== WORK INSTRUCTIONS ==
Carry none of the pictures over; write out the complete data exactly.

--- Start of SOURCE MATERIAL ---

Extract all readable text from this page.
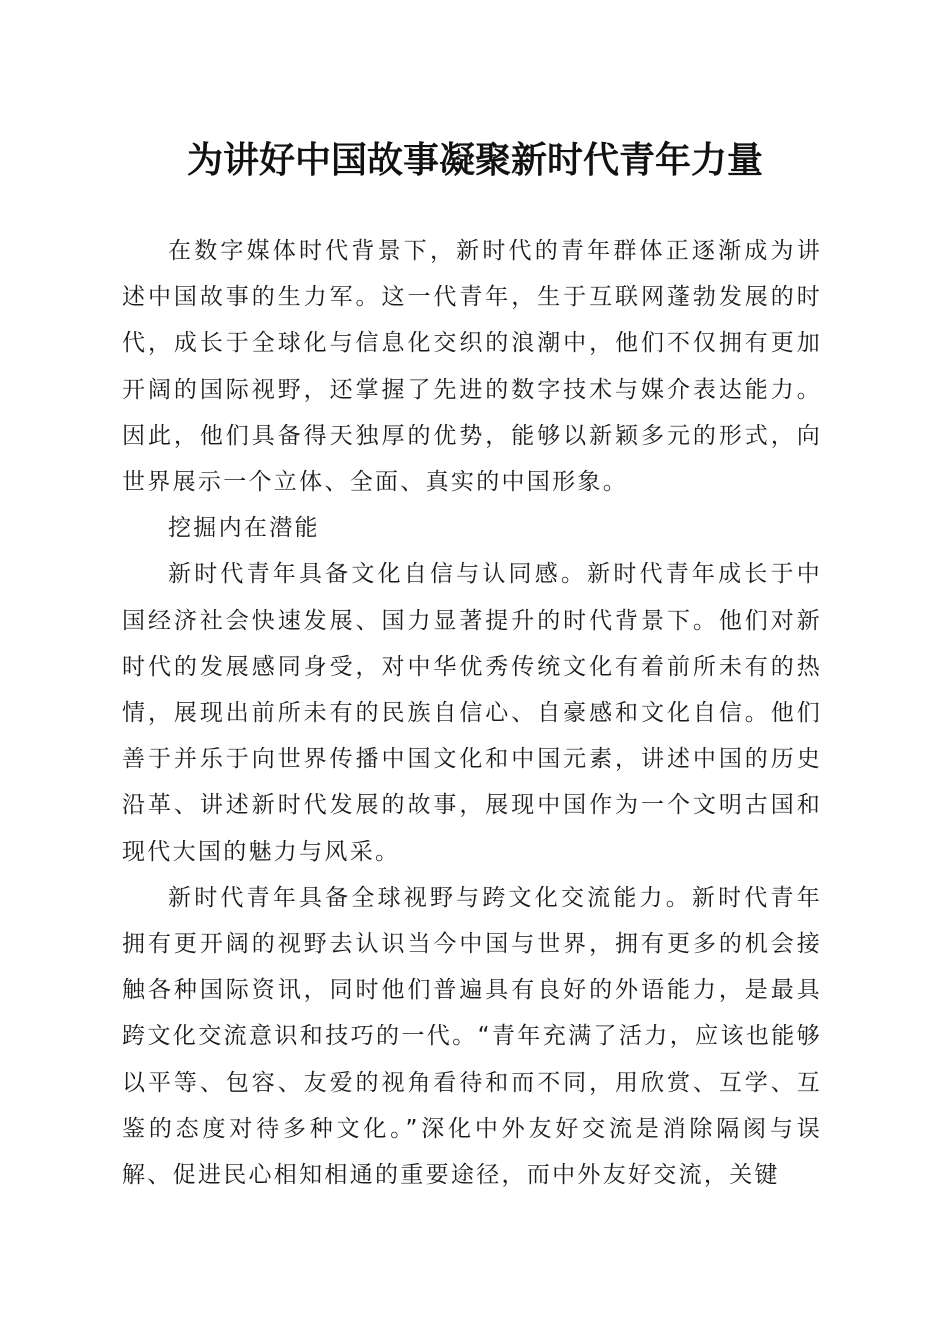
为讲好中国故事凝聚新时代青年力量

在数字媒体时代背景下，新时代的青年群体正逐渐成为讲述中国故事的生力军。这一代青年，生于互联网蓬勃发展的时代，成长于全球化与信息化交织的浪潮中，他们不仅拥有更加开阔的国际视野，还掌握了先进的数字技术与媒介表达能力。因此，他们具备得天独厚的优势，能够以新颖多元的形式，向世界展示一个立体、全面、真实的中国形象。

挖掘内在潜能

新时代青年具备文化自信与认同感。新时代青年成长于中国经济社会快速发展、国力显著提升的时代背景下。他们对新时代的发展感同身受，对中华优秀传统文化有着前所未有的热情，展现出前所未有的民族自信心、自豪感和文化自信。他们善于并乐于向世界传播中国文化和中国元素，讲述中国的历史沿革、讲述新时代发展的故事，展现中国作为一个文明古国和现代大国的魅力与风采。

新时代青年具备全球视野与跨文化交流能力。新时代青年拥有更开阔的视野去认识当今中国与世界，拥有更多的机会接触各种国际资讯，同时他们普遍具有良好的外语能力，是最具跨文化交流意识和技巧的一代。“青年充满了活力，应该也能够以平等、包容、友爱的视角看待和而不同，用欣赏、互学、互鉴的态度对待多种文化。”深化中外友好交流是消除隔阂与误解、促进民心相知相通的重要途径，而中外友好交流，关键
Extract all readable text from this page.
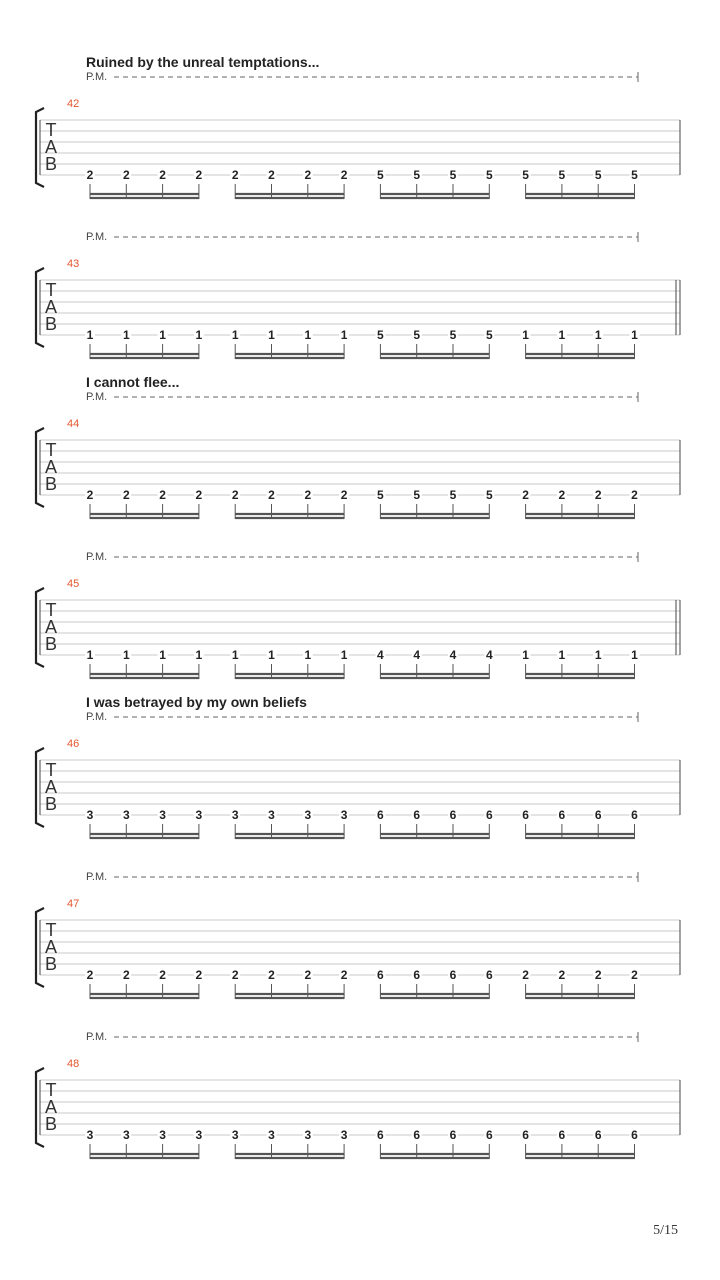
Ruined by the unreal temptations...
P.M.
42
T
A
B
2 2 2 2 2 2 2 2 5 5 5 5 5 5 5 5
P.M.
43
T
A
B
1 1 1 1 1 1 1 1 5 5 5 5 1 1 1 1
I cannot flee...
P.M.
44
T
A
B
2 2 2 2 2 2 2 2 5 5 5 5 2 2 2 2
P.M.
45
T
A
B
1 1 1 1 1 1 1 1 4 4 4 4 1 1 1 1
I was betrayed by my own beliefs
P.M.
46
T
A
B
3 3 3 3 3 3 3 3 6 6 6 6 6 6 6 6
P.M.
47
T
A
B
2 2 2 2 2 2 2 2 6 6 6 6 2 2 2 2
P.M.
48
T
A
B
3 3 3 3 3 3 3 3 6 6 6 6 6 6 6 6
5/15
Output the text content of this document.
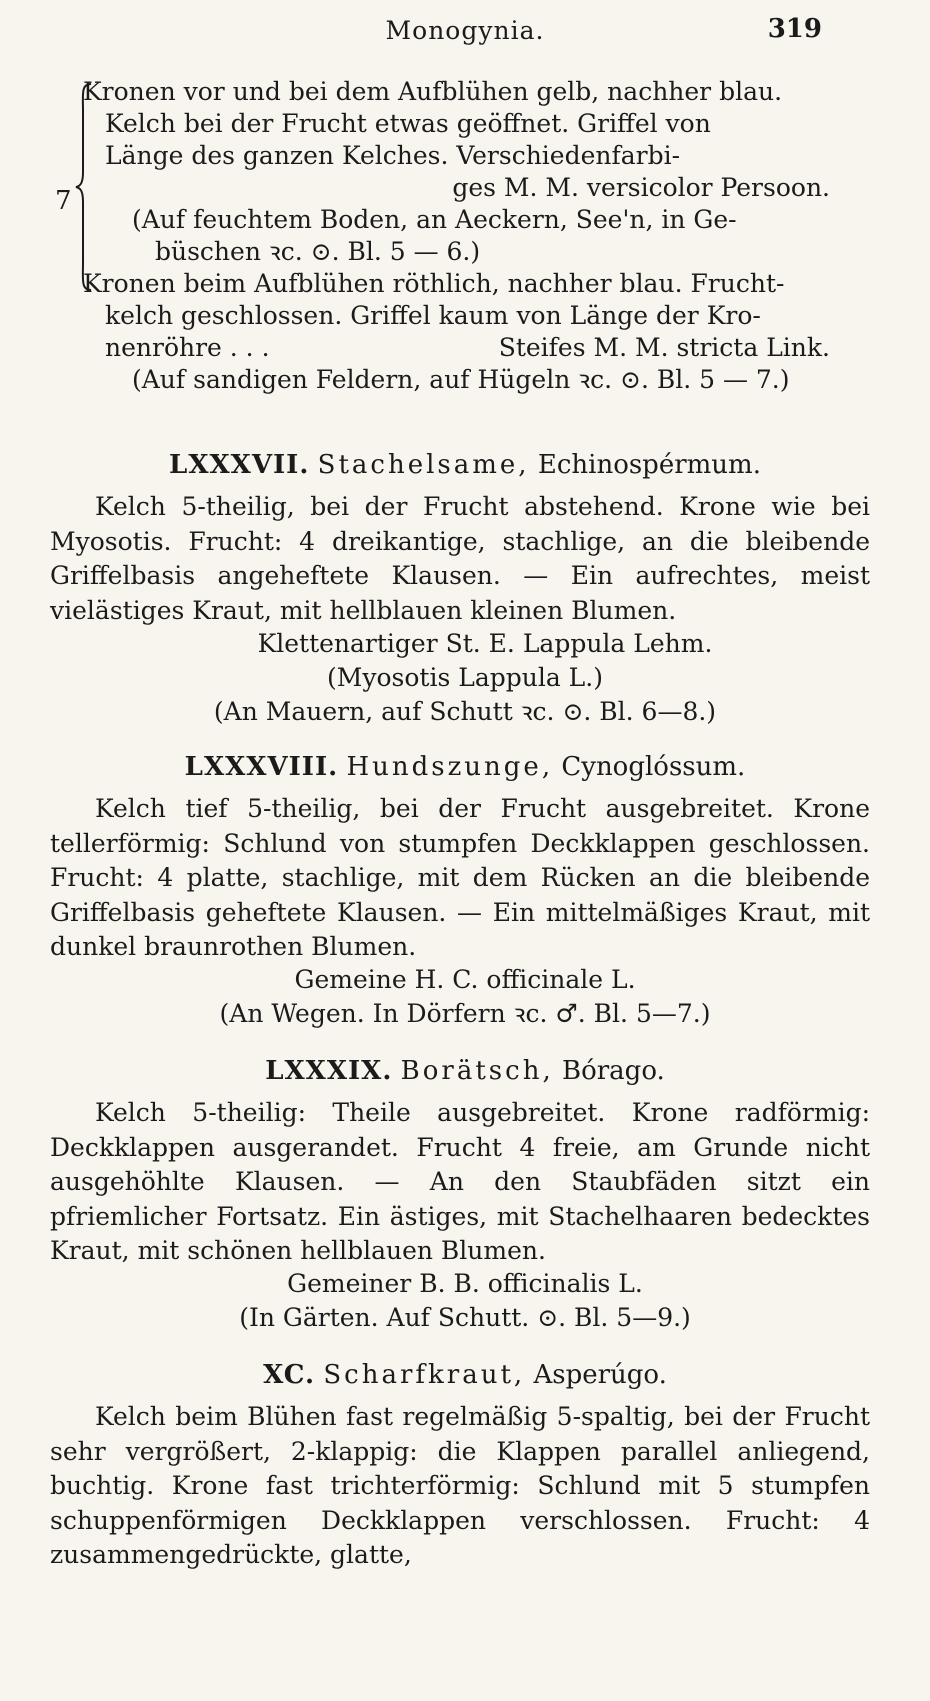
Monogynia.	319
7
Kronen vor und bei dem Aufblühen gelb, nachher blau.
Kelch bei der Frucht etwas geöffnet. Griffel von
Länge des ganzen Kelches. Verschiedenfarbi-
ges M. M. versicolor Persoon.
(Auf feuchtem Boden, an Aeckern, See'n, in Ge-
büschen ꝛc. ⊙. Bl. 5 — 6.)
Kronen beim Aufblühen röthlich, nachher blau. Frucht-
kelch geschlossen. Griffel kaum von Länge der Kro-
nenröhre . . .	Steifes M. M. stricta Link.
(Auf sandigen Feldern, auf Hügeln ꝛc. ⊙. Bl. 5 — 7.)
LXXXVII. Stachelsame, Echinospérmum.
Kelch 5-theilig, bei der Frucht abstehend. Krone wie bei Myosotis. Frucht: 4 dreikantige, stachlige, an die bleibende Griffelbasis angeheftete Klausen. — Ein aufrechtes, meist vielästiges Kraut, mit hellblauen kleinen Blumen.
Klettenartiger St. E. Lappula Lehm.
(Myosotis Lappula L.)
(An Mauern, auf Schutt ꝛc. ⊙. Bl. 6—8.)
LXXXVIII. Hundszunge, Cynoglóssum.
Kelch tief 5-theilig, bei der Frucht ausgebreitet. Krone tellerförmig: Schlund von stumpfen Deckklappen geschlossen. Frucht: 4 platte, stachlige, mit dem Rücken an die bleibende Griffelbasis geheftete Klausen. — Ein mittelmäßiges Kraut, mit dunkel braunrothen Blumen.
Gemeine H. C. officinale L.
(An Wegen. In Dörfern ꝛc. ♂. Bl. 5—7.)
LXXXIX. Borätsch, Bórago.
Kelch 5-theilig: Theile ausgebreitet. Krone radförmig: Deckklappen ausgerandet. Frucht 4 freie, am Grunde nicht ausgehöhlte Klausen. — An den Staubfäden sitzt ein pfriemlicher Fortsatz. Ein ästiges, mit Stachelhaaren bedecktes Kraut, mit schönen hellblauen Blumen.
Gemeiner B. B. officinalis L.
(In Gärten. Auf Schutt. ⊙. Bl. 5—9.)
XC. Scharfkraut, Asperúgo.
Kelch beim Blühen fast regelmäßig 5-spaltig, bei der Frucht sehr vergrößert, 2-klappig: die Klappen parallel anliegend, buchtig. Krone fast trichterförmig: Schlund mit 5 stumpfen schuppenförmigen Deckklappen verschlossen. Frucht: 4 zusammengedrückte, glatte,
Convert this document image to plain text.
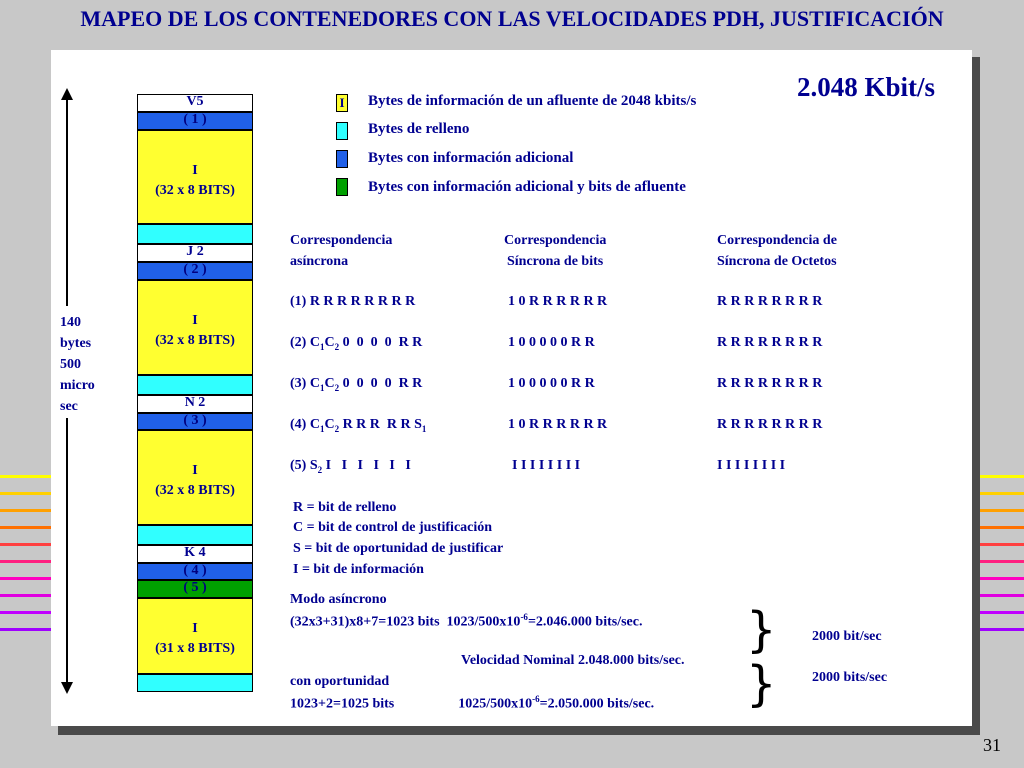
MAPEO DE LOS CONTENEDORES CON LAS VELOCIDADES PDH, JUSTIFICACIÓN
2.048 Kbit/s
V5
( 1 )
I
(32 x 8 BITS)
J 2
( 2 )
I
(32 x 8 BITS)
N 2
( 3 )
I
(32 x 8 BITS)
K 4
( 4 )
( 5 )
I
(31 x 8 BITS)
140
bytes
500
micro
sec
I Bytes de información de un afluente de 2048 kbits/s
Bytes de relleno
Bytes con información adicional
Bytes con información adicional y bits de afluente
Correspondencia
asíncrona
Correspondencia
Síncrona de bits
Correspondencia de
Síncrona de Octetos
(1) R R R R R R R R	1 0 R R R R R R	R R R R R R R R
(2) $C_1C_2$ 0  0  0  0  R R	1 0 0 0 0 0 R R	R R R R R R R R
(3) $C_1C_2$ 0  0  0  0  R R	1 0 0 0 0 0 R R	R R R R R R R R
(4) $C_1C_2$ R R R  R R $S_1$	1 0 R R R R R R	R R R R R R R R
(5) $S_2$ I   I   I   I   I   I	I I I I I I I I	I I I I I I I I
R = bit de relleno
C = bit de control de justificación
S = bit de oportunidad de justificar
I = bit de información
Modo asíncrono
(32x3+31)x8+7=1023 bits  $1023/500x10^{-6}=2.046.000$ bits/sec.
Velocidad Nominal 2.048.000 bits/sec.
con oportunidad
1023+2=1025 bits	$1025/500x10^{-6}=2.050.000$ bits/sec.
}
}
2000 bit/sec
2000 bits/sec
31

--- End of SOURCE MATERIAL ---

== CORRECT RESULT ==
Extract all readable text from this page.
为讲好中国故事凝聚新时代青年力量

在数字媒体时代背景下，新时代的青年群体正逐渐成为讲述中国故事的生力军。这一代青年，生于互联网蓬勃发展的时代，成长于全球化与信息化交织的浪潮中，他们不仅拥有更加开阔的国际视野，还掌握了先进的数字技术与媒介表达能力。因此，他们具备得天独厚的优势，能够以新颖多元的形式，向世界展示一个立体、全面、真实的中国形象。

挖掘内在潜能

新时代青年具备文化自信与认同感。新时代青年成长于中国经济社会快速发展、国力显著提升的时代背景下。他们对新时代的发展感同身受，对中华优秀传统文化有着前所未有的热情，展现出前所未有的民族自信心、自豪感和文化自信。他们善于并乐于向世界传播中国文化和中国元素，讲述中国的历史沿革、讲述新时代发展的故事，展现中国作为一个文明古国和现代大国的魅力与风采。

新时代青年具备全球视野与跨文化交流能力。新时代青年拥有更开阔的视野去认识当今中国与世界，拥有更多的机会接触各种国际资讯，同时他们普遍具有良好的外语能力，是最具跨文化交流意识和技巧的一代。“青年充满了活力，应该也能够以平等、包容、友爱的视角看待和而不同，用欣赏、互学、互鉴的态度对待多种文化。”深化中外友好交流是消除隔阂与误解、促进民心相知相通的重要途径，而中外友好交流，关键
Extract all readable text from this page.
Ruined by the unreal temptations...
P.M.
42
T
A
B
2 2 2 2 2 2 2 2 5 5 5 5 5 5 5 5
P.M.
43
T
A
B
1 1 1 1 1 1 1 1 5 5 5 5 1 1 1 1
I cannot flee...
P.M.
44
T
A
B
2 2 2 2 2 2 2 2 5 5 5 5 2 2 2 2
P.M.
45
T
A
B
1 1 1 1 1 1 1 1 4 4 4 4 1 1 1 1
I was betrayed by my own beliefs
P.M.
46
T
A
B
3 3 3 3 3 3 3 3 6 6 6 6 6 6 6 6
P.M.
47
T
A
B
2 2 2 2 2 2 2 2 6 6 6 6 2 2 2 2
P.M.
48
T
A
B
3 3 3 3 3 3 3 3 6 6 6 6 6 6 6 6
5/15
Output the text content of this document.
Monogynia.	319
7
Kronen vor und bei dem Aufblühen gelb, nachher blau.
Kelch bei der Frucht etwas geöffnet. Griffel von
Länge des ganzen Kelches. Verschiedenfarbi-
ges M. M. versicolor Persoon.
(Auf feuchtem Boden, an Aeckern, See'n, in Ge-
büschen ꝛc. ⊙. Bl. 5 — 6.)
Kronen beim Aufblühen röthlich, nachher blau. Frucht-
kelch geschlossen. Griffel kaum von Länge der Kro-
nenröhre . . .	Steifes M. M. stricta Link.
(Auf sandigen Feldern, auf Hügeln ꝛc. ⊙. Bl. 5 — 7.)
LXXXVII. Stachelsame, Echinospérmum.
Kelch 5-theilig, bei der Frucht abstehend. Krone wie bei Myosotis. Frucht: 4 dreikantige, stachlige, an die bleibende Griffelbasis angeheftete Klausen. — Ein aufrechtes, meist vielästiges Kraut, mit hellblauen kleinen Blumen.
Klettenartiger St. E. Lappula Lehm.
(Myosotis Lappula L.)
(An Mauern, auf Schutt ꝛc. ⊙. Bl. 6—8.)
LXXXVIII. Hundszunge, Cynoglóssum.
Kelch tief 5-theilig, bei der Frucht ausgebreitet. Krone tellerförmig: Schlund von stumpfen Deckklappen geschlossen. Frucht: 4 platte, stachlige, mit dem Rücken an die bleibende Griffelbasis geheftete Klausen. — Ein mittelmäßiges Kraut, mit dunkel braunrothen Blumen.
Gemeine H. C. officinale L.
(An Wegen. In Dörfern ꝛc. ♂. Bl. 5—7.)
LXXXIX. Borätsch, Bórago.
Kelch 5-theilig: Theile ausgebreitet. Krone radförmig: Deckklappen ausgerandet. Frucht 4 freie, am Grunde nicht ausgehöhlte Klausen. — An den Staubfäden sitzt ein pfriemlicher Fortsatz. Ein ästiges, mit Stachelhaaren bedecktes Kraut, mit schönen hellblauen Blumen.
Gemeiner B. B. officinalis L.
(In Gärten. Auf Schutt. ⊙. Bl. 5—9.)
XC. Scharfkraut, Asperúgo.
Kelch beim Blühen fast regelmäßig 5-spaltig, bei der Frucht sehr vergrößert, 2-klappig: die Klappen parallel anliegend, buchtig. Krone fast trichterförmig: Schlund mit 5 stumpfen schuppenförmigen Deckklappen verschlossen. Frucht: 4 zusammengedrückte, glatte,
Convert this document image to plain text.
MAPEO DE LOS CONTENEDORES CON LAS VELOCIDADES PDH, JUSTIFICACIÓN
2.048 Kbit/s
V5
( 1 )
I
(32 x 8 BITS)
J 2
( 2 )
I
(32 x 8 BITS)
N 2
( 3 )
I
(32 x 8 BITS)
K 4
( 4 )
( 5 )
I
(31 x 8 BITS)
140
bytes
500
micro
sec
I Bytes de información de un afluente de 2048 kbits/s
Bytes de relleno
Bytes con información adicional
Bytes con información adicional y bits de afluente
Correspondencia
asíncrona
Correspondencia
Síncrona de bits
Correspondencia de
Síncrona de Octetos
(1) R R R R R R R R	1 0 R R R R R R	R R R R R R R R
(2) $C_1C_2$ 0  0  0  0  R R	1 0 0 0 0 0 R R	R R R R R R R R
(3) $C_1C_2$ 0  0  0  0  R R	1 0 0 0 0 0 R R	R R R R R R R R
(4) $C_1C_2$ R R R  R R $S_1$	1 0 R R R R R R	R R R R R R R R
(5) $S_2$ I   I   I   I   I   I	I I I I I I I I	I I I I I I I I
R = bit de relleno
C = bit de control de justificación
S = bit de oportunidad de justificar
I = bit de información
Modo asíncrono
(32x3+31)x8+7=1023 bits  $1023/500x10^{-6}=2.046.000$ bits/sec.
Velocidad Nominal 2.048.000 bits/sec.
con oportunidad
1023+2=1025 bits	$1025/500x10^{-6}=2.050.000$ bits/sec.
}
}
2000 bit/sec
2000 bits/sec
31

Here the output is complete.